TASK DETAILS » Reproduce every line of the records below word for word, leaving out the pictures.

===== EXCERPTED RECORDS =====

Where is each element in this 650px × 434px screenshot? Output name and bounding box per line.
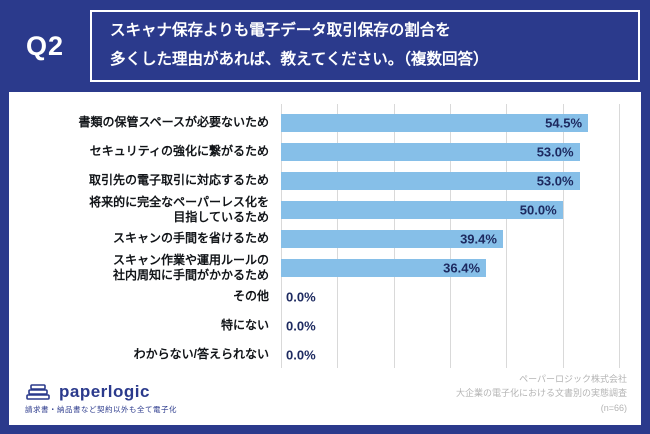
card-footer: paperlogic 請求書・納品書など契約以外も全て電子化 ペーパーロジック株… (9, 370, 641, 425)
credit-line-n: (n=66) (600, 402, 627, 413)
bar-track: 53.0% (281, 171, 619, 190)
bar-track: 0.0% (281, 317, 619, 335)
bar: 36.4% (281, 258, 487, 277)
bar: 50.0% (281, 200, 563, 219)
category-label: セキュリティの強化に繋がるため (89, 144, 269, 158)
bar-track: 53.0% (281, 142, 619, 161)
chart-row: 将来的に完全なペーパーレス化を 目指しているため 50.0% (9, 195, 641, 224)
chart-rows: 書類の保管スペースが必要ないため 54.5% セキュリティの強化に繋がるため 53.0… (9, 108, 641, 369)
bar: 54.5% (281, 113, 589, 132)
chart-row: 書類の保管スペースが必要ないため 54.5% (9, 108, 641, 137)
question-title-line1: スキャナ保存よりも電子データ取引保存の割合を (110, 22, 451, 40)
question-title-line2: 多くした理由があれば、教えてください。（複数回答） (110, 51, 489, 68)
category-label: 特にない (220, 318, 269, 332)
category-label: その他 (232, 289, 269, 303)
category-label: 取引先の電子取引に対応するため (88, 173, 269, 187)
gridline (506, 104, 508, 368)
paperlogic-logo-icon (26, 384, 50, 400)
chart-row: わからない/答えられない 0.0% (9, 340, 641, 369)
bar-track: 39.4% (281, 229, 619, 248)
bar-track: 0.0% (281, 288, 619, 306)
credit-line-survey: 大企業の電子化における文書別の実態調査 (455, 388, 627, 399)
survey-credit: ペーパーロジック株式会社 大企業の電子化における文書別の実態調査 (n=66) (456, 372, 627, 415)
value-label: 53.0% (536, 173, 574, 188)
chart-row: その他 0.0% (9, 282, 641, 311)
logo-text: paperlogic (59, 382, 150, 401)
chart-row: 取引先の電子取引に対応するため 53.0% (9, 166, 641, 195)
value-label: 39.4% (460, 231, 497, 246)
category-label: スキャンの手間を省けるため (112, 231, 269, 245)
logo-row: paperlogic (25, 382, 177, 402)
category-label: 書類の保管スペースが必要ないため (78, 115, 269, 129)
paperlogic-logo: paperlogic 請求書・納品書など契約以外も全て電子化 (25, 382, 177, 415)
value-label: 54.5% (545, 115, 583, 130)
value-label: 53.0% (536, 144, 574, 159)
chart-row: スキャン作業や運用ルールの 社内周知に手間がかかるため 36.4% (9, 253, 641, 282)
chart-row: セキュリティの強化に繋がるため 53.0% (9, 137, 641, 166)
credit-line-company: ペーパーロジック株式会社 (519, 373, 627, 384)
question-title: スキャナ保存よりも電子データ取引保存の割合を 多くした理由があれば、教えてくださ… (90, 10, 640, 82)
chart-card: 書類の保管スペースが必要ないため 54.5% セキュリティの強化に繋がるため 53.0… (9, 92, 641, 425)
value-label: 0.0% (286, 318, 316, 333)
gridline (562, 104, 564, 368)
category-label: わからない/答えられない (133, 347, 269, 361)
value-label: 0.0% (286, 347, 316, 362)
bar-track: 50.0% (281, 200, 619, 219)
chart-row: スキャンの手間を省けるため 39.4% (9, 224, 641, 253)
value-label: 50.0% (519, 202, 557, 217)
bar-track: 36.4% (281, 258, 619, 277)
value-label: 0.0% (286, 289, 316, 304)
bar-chart: 書類の保管スペースが必要ないため 54.5% セキュリティの強化に繋がるため 53.0… (9, 92, 641, 370)
logo-tagline: 請求書・納品書など契約以外も全て電子化 (25, 405, 177, 414)
question-number: Q2 (25, 30, 65, 61)
bar: 53.0% (281, 142, 580, 161)
bar-track: 0.0% (281, 346, 619, 364)
bar: 53.0% (281, 171, 580, 190)
gridline (619, 104, 620, 368)
question-header: Q2 スキャナ保存よりも電子データ取引保存の割合を 多くした理由があれば、教えて… (0, 0, 650, 92)
bar-track: 54.5% (281, 113, 619, 132)
bar: 39.4% (281, 229, 503, 248)
category-label: 将来的に完全なペーパーレス化を 目指しているため (89, 194, 269, 224)
category-label: スキャン作業や運用ルールの 社内周知に手間がかかるため (112, 252, 269, 282)
chart-row: 特にない 0.0% (9, 311, 641, 340)
value-label: 36.4% (443, 260, 481, 275)
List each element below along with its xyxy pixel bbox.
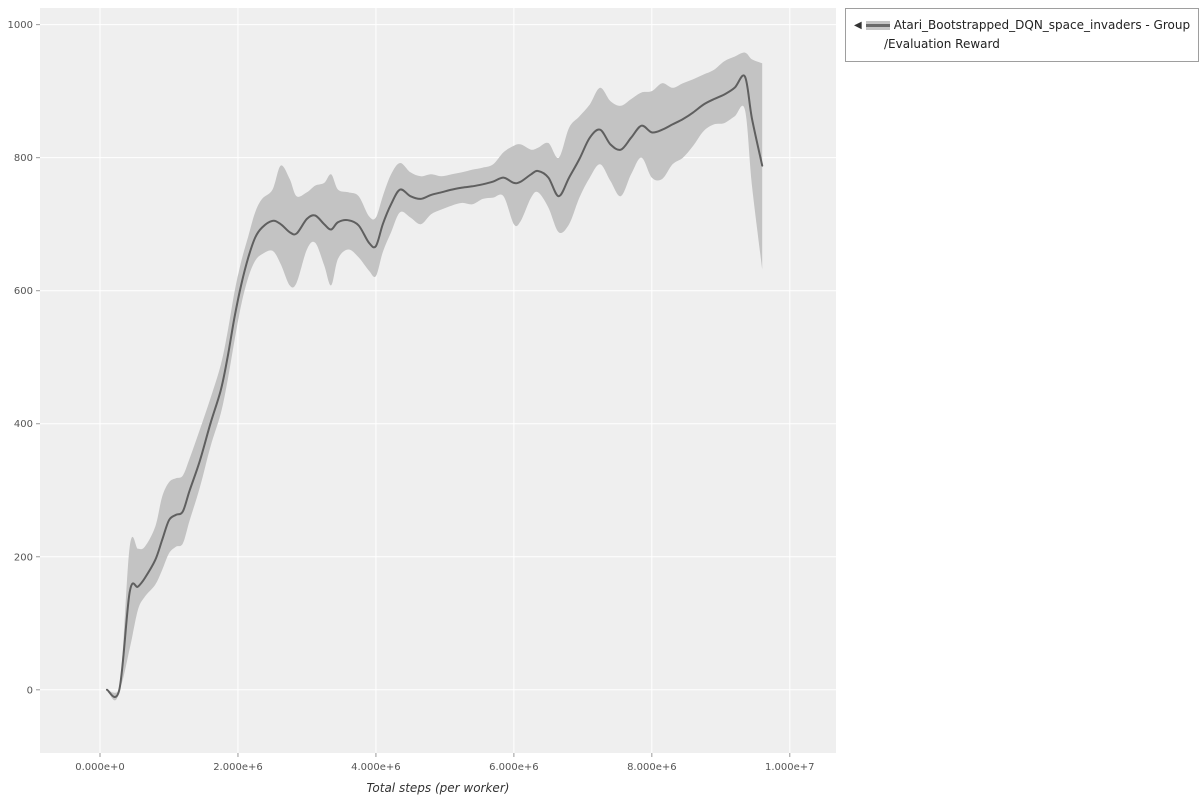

=====

SOLUTION TO THIS TASK »
Where is each element in this 650px × 434px screenshot? Output name and bounding box per line.
card-footer: paperlogic 請求書・納品書など契約以外も全て電子化 ペーパーロジック株… (9, 370, 641, 425)
credit-line-n: (n=66) (600, 402, 627, 413)
bar-track: 53.0% (281, 171, 619, 190)
bar-track: 0.0% (281, 317, 619, 335)
bar: 36.4% (281, 258, 487, 277)
bar: 50.0% (281, 200, 563, 219)
category-label: セキュリティの強化に繋がるため (89, 144, 269, 158)
bar-track: 53.0% (281, 142, 619, 161)
chart-row: 将来的に完全なペーパーレス化を 目指しているため 50.0% (9, 195, 641, 224)
chart-rows: 書類の保管スペースが必要ないため 54.5% セキュリティの強化に繋がるため 53.0… (9, 108, 641, 369)
bar: 54.5% (281, 113, 589, 132)
chart-row: 書類の保管スペースが必要ないため 54.5% (9, 108, 641, 137)
question-title-line1: スキャナ保存よりも電子データ取引保存の割合を (110, 22, 451, 40)
question-title-line2: 多くした理由があれば、教えてください。（複数回答） (110, 51, 489, 68)
category-label: 特にない (220, 318, 269, 332)
category-label: その他 (232, 289, 269, 303)
category-label: 取引先の電子取引に対応するため (88, 173, 269, 187)
gridline (506, 104, 508, 368)
paperlogic-logo-icon (26, 384, 50, 400)
chart-row: わからない/答えられない 0.0% (9, 340, 641, 369)
bar-track: 39.4% (281, 229, 619, 248)
bar-track: 0.0% (281, 288, 619, 306)
credit-line-survey: 大企業の電子化における文書別の実態調査 (455, 388, 627, 399)
survey-credit: ペーパーロジック株式会社 大企業の電子化における文書別の実態調査 (n=66) (456, 372, 627, 415)
value-label: 53.0% (536, 173, 574, 188)
chart-row: その他 0.0% (9, 282, 641, 311)
logo-text: paperlogic (59, 382, 150, 401)
chart-row: 取引先の電子取引に対応するため 53.0% (9, 166, 641, 195)
value-label: 39.4% (460, 231, 497, 246)
category-label: スキャンの手間を省けるため (112, 231, 269, 245)
logo-row: paperlogic (25, 382, 177, 402)
category-label: 書類の保管スペースが必要ないため (78, 115, 269, 129)
paperlogic-logo: paperlogic 請求書・納品書など契約以外も全て電子化 (25, 382, 177, 415)
value-label: 54.5% (545, 115, 583, 130)
value-label: 53.0% (536, 144, 574, 159)
chart-row: スキャン作業や運用ルールの 社内周知に手間がかかるため 36.4% (9, 253, 641, 282)
chart-row: セキュリティの強化に繋がるため 53.0% (9, 137, 641, 166)
credit-line-company: ペーパーロジック株式会社 (519, 373, 627, 384)
question-title: スキャナ保存よりも電子データ取引保存の割合を 多くした理由があれば、教えてくださ… (90, 10, 640, 82)
chart-card: 書類の保管スペースが必要ないため 54.5% セキュリティの強化に繋がるため 53.0… (9, 92, 641, 425)
value-label: 0.0% (286, 318, 316, 333)
gridline (562, 104, 564, 368)
category-label: わからない/答えられない (133, 347, 269, 361)
value-label: 0.0% (286, 347, 316, 362)
bar-track: 50.0% (281, 200, 619, 219)
chart-row: スキャンの手間を省けるため 39.4% (9, 224, 641, 253)
value-label: 50.0% (519, 202, 557, 217)
bar-track: 36.4% (281, 258, 619, 277)
value-label: 0.0% (286, 289, 316, 304)
bar-chart: 書類の保管スペースが必要ないため 54.5% セキュリティの強化に繋がるため 53.0… (9, 92, 641, 370)
logo-tagline: 請求書・納品書など契約以外も全て電子化 (25, 405, 177, 414)
question-number: Q2 (25, 30, 65, 61)
bar: 53.0% (281, 142, 580, 161)
bar-track: 0.0% (281, 346, 619, 364)
bar: 53.0% (281, 171, 580, 190)
gridline (619, 104, 620, 368)
question-header: Q2 スキャナ保存よりも電子データ取引保存の割合を 多くした理由があれば、教えて… (0, 0, 650, 92)
bar-track: 54.5% (281, 113, 619, 132)
bar: 39.4% (281, 229, 503, 248)
category-label: 将来的に完全なペーパーレス化を 目指しているため (89, 194, 269, 224)
category-label: スキャン作業や運用ルールの 社内周知に手間がかかるため (112, 252, 269, 282)
chart-row: 特にない 0.0% (9, 311, 641, 340)
value-label: 36.4% (443, 260, 481, 275)
List each element below along with its xyxy pixel bbox.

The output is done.